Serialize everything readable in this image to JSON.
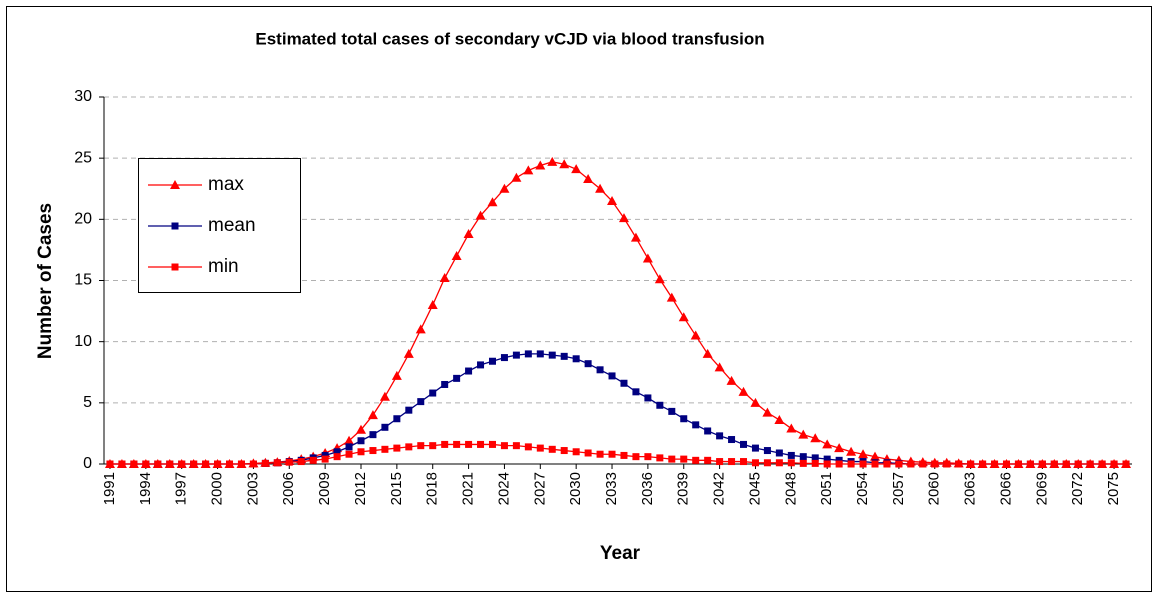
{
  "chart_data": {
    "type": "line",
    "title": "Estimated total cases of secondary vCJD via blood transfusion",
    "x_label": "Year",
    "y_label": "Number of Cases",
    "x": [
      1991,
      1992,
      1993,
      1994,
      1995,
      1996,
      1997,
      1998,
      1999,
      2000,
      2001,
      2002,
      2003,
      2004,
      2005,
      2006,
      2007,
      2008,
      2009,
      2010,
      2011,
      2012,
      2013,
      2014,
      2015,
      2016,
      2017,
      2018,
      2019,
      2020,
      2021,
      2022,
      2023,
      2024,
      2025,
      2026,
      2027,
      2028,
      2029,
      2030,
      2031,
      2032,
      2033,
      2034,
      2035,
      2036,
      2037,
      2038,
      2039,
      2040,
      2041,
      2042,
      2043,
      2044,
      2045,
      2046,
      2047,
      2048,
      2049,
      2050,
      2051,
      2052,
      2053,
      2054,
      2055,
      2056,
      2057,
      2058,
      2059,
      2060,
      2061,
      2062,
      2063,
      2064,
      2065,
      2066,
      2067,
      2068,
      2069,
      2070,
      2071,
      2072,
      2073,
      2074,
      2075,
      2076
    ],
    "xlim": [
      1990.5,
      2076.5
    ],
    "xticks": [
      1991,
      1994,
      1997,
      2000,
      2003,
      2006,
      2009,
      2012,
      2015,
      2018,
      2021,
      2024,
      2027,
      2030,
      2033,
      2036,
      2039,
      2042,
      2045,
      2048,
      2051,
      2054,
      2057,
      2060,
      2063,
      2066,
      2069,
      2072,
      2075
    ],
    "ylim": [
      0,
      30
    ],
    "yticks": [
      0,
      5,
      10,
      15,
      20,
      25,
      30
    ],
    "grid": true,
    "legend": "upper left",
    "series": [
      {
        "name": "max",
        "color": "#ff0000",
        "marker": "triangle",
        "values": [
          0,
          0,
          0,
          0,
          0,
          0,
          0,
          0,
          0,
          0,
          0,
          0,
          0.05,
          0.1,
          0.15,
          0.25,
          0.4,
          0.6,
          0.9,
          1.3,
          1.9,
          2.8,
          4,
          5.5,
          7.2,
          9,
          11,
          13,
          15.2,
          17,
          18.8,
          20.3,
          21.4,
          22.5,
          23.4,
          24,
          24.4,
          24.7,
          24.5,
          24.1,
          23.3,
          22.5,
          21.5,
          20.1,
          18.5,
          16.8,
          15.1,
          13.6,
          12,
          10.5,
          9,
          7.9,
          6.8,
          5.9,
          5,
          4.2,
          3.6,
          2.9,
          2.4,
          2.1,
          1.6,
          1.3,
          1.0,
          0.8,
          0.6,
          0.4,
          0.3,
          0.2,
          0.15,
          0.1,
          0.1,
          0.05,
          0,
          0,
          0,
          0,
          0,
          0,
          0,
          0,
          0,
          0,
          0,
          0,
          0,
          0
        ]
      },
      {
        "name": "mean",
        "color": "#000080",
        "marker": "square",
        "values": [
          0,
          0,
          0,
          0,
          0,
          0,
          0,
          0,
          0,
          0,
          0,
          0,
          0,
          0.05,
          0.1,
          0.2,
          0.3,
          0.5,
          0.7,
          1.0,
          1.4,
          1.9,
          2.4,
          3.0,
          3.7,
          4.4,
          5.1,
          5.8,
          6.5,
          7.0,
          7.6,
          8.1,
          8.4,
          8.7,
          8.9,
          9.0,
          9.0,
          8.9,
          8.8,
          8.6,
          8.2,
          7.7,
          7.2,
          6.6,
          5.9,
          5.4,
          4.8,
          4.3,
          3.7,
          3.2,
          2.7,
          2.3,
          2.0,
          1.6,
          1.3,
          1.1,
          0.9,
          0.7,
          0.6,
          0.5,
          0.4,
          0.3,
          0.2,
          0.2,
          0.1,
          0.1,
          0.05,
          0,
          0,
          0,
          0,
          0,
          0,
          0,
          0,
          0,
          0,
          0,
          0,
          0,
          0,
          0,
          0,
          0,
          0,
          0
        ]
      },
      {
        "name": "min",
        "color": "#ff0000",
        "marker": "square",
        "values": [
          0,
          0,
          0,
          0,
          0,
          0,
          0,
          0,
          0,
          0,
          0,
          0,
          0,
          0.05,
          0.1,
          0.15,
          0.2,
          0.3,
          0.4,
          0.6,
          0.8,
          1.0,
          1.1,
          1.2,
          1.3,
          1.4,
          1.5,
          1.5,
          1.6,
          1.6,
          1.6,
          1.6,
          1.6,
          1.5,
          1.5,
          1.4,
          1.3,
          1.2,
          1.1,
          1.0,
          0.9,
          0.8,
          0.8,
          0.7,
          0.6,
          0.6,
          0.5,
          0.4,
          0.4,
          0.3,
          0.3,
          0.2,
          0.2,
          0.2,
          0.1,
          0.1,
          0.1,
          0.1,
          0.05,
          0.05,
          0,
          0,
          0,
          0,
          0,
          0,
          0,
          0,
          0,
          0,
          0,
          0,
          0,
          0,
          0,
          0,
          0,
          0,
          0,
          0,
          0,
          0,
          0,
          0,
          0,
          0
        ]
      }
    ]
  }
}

§ Your goal
Transcribe the records above exactly, omitting every picture they contain.

§ Completed exercise
Serialize everything readable in this image to JSON.
{
  "chart_data": {
    "type": "line",
    "title": "Estimated total cases of secondary vCJD via blood transfusion",
    "x_label": "Year",
    "y_label": "Number of Cases",
    "x": [
      1991,
      1992,
      1993,
      1994,
      1995,
      1996,
      1997,
      1998,
      1999,
      2000,
      2001,
      2002,
      2003,
      2004,
      2005,
      2006,
      2007,
      2008,
      2009,
      2010,
      2011,
      2012,
      2013,
      2014,
      2015,
      2016,
      2017,
      2018,
      2019,
      2020,
      2021,
      2022,
      2023,
      2024,
      2025,
      2026,
      2027,
      2028,
      2029,
      2030,
      2031,
      2032,
      2033,
      2034,
      2035,
      2036,
      2037,
      2038,
      2039,
      2040,
      2041,
      2042,
      2043,
      2044,
      2045,
      2046,
      2047,
      2048,
      2049,
      2050,
      2051,
      2052,
      2053,
      2054,
      2055,
      2056,
      2057,
      2058,
      2059,
      2060,
      2061,
      2062,
      2063,
      2064,
      2065,
      2066,
      2067,
      2068,
      2069,
      2070,
      2071,
      2072,
      2073,
      2074,
      2075,
      2076
    ],
    "xlim": [
      1990.5,
      2076.5
    ],
    "xticks": [
      1991,
      1994,
      1997,
      2000,
      2003,
      2006,
      2009,
      2012,
      2015,
      2018,
      2021,
      2024,
      2027,
      2030,
      2033,
      2036,
      2039,
      2042,
      2045,
      2048,
      2051,
      2054,
      2057,
      2060,
      2063,
      2066,
      2069,
      2072,
      2075
    ],
    "ylim": [
      0,
      30
    ],
    "yticks": [
      0,
      5,
      10,
      15,
      20,
      25,
      30
    ],
    "grid": true,
    "legend": "upper left",
    "series": [
      {
        "name": "max",
        "color": "#ff0000",
        "marker": "triangle",
        "values": [
          0,
          0,
          0,
          0,
          0,
          0,
          0,
          0,
          0,
          0,
          0,
          0,
          0.05,
          0.1,
          0.15,
          0.25,
          0.4,
          0.6,
          0.9,
          1.3,
          1.9,
          2.8,
          4,
          5.5,
          7.2,
          9,
          11,
          13,
          15.2,
          17,
          18.8,
          20.3,
          21.4,
          22.5,
          23.4,
          24,
          24.4,
          24.7,
          24.5,
          24.1,
          23.3,
          22.5,
          21.5,
          20.1,
          18.5,
          16.8,
          15.1,
          13.6,
          12,
          10.5,
          9,
          7.9,
          6.8,
          5.9,
          5,
          4.2,
          3.6,
          2.9,
          2.4,
          2.1,
          1.6,
          1.3,
          1.0,
          0.8,
          0.6,
          0.4,
          0.3,
          0.2,
          0.15,
          0.1,
          0.1,
          0.05,
          0,
          0,
          0,
          0,
          0,
          0,
          0,
          0,
          0,
          0,
          0,
          0,
          0,
          0
        ]
      },
      {
        "name": "mean",
        "color": "#000080",
        "marker": "square",
        "values": [
          0,
          0,
          0,
          0,
          0,
          0,
          0,
          0,
          0,
          0,
          0,
          0,
          0,
          0.05,
          0.1,
          0.2,
          0.3,
          0.5,
          0.7,
          1.0,
          1.4,
          1.9,
          2.4,
          3.0,
          3.7,
          4.4,
          5.1,
          5.8,
          6.5,
          7.0,
          7.6,
          8.1,
          8.4,
          8.7,
          8.9,
          9.0,
          9.0,
          8.9,
          8.8,
          8.6,
          8.2,
          7.7,
          7.2,
          6.6,
          5.9,
          5.4,
          4.8,
          4.3,
          3.7,
          3.2,
          2.7,
          2.3,
          2.0,
          1.6,
          1.3,
          1.1,
          0.9,
          0.7,
          0.6,
          0.5,
          0.4,
          0.3,
          0.2,
          0.2,
          0.1,
          0.1,
          0.05,
          0,
          0,
          0,
          0,
          0,
          0,
          0,
          0,
          0,
          0,
          0,
          0,
          0,
          0,
          0,
          0,
          0,
          0,
          0
        ]
      },
      {
        "name": "min",
        "color": "#ff0000",
        "marker": "square",
        "values": [
          0,
          0,
          0,
          0,
          0,
          0,
          0,
          0,
          0,
          0,
          0,
          0,
          0,
          0.05,
          0.1,
          0.15,
          0.2,
          0.3,
          0.4,
          0.6,
          0.8,
          1.0,
          1.1,
          1.2,
          1.3,
          1.4,
          1.5,
          1.5,
          1.6,
          1.6,
          1.6,
          1.6,
          1.6,
          1.5,
          1.5,
          1.4,
          1.3,
          1.2,
          1.1,
          1.0,
          0.9,
          0.8,
          0.8,
          0.7,
          0.6,
          0.6,
          0.5,
          0.4,
          0.4,
          0.3,
          0.3,
          0.2,
          0.2,
          0.2,
          0.1,
          0.1,
          0.1,
          0.1,
          0.05,
          0.05,
          0,
          0,
          0,
          0,
          0,
          0,
          0,
          0,
          0,
          0,
          0,
          0,
          0,
          0,
          0,
          0,
          0,
          0,
          0,
          0,
          0,
          0,
          0,
          0,
          0,
          0
        ]
      }
    ]
  }
}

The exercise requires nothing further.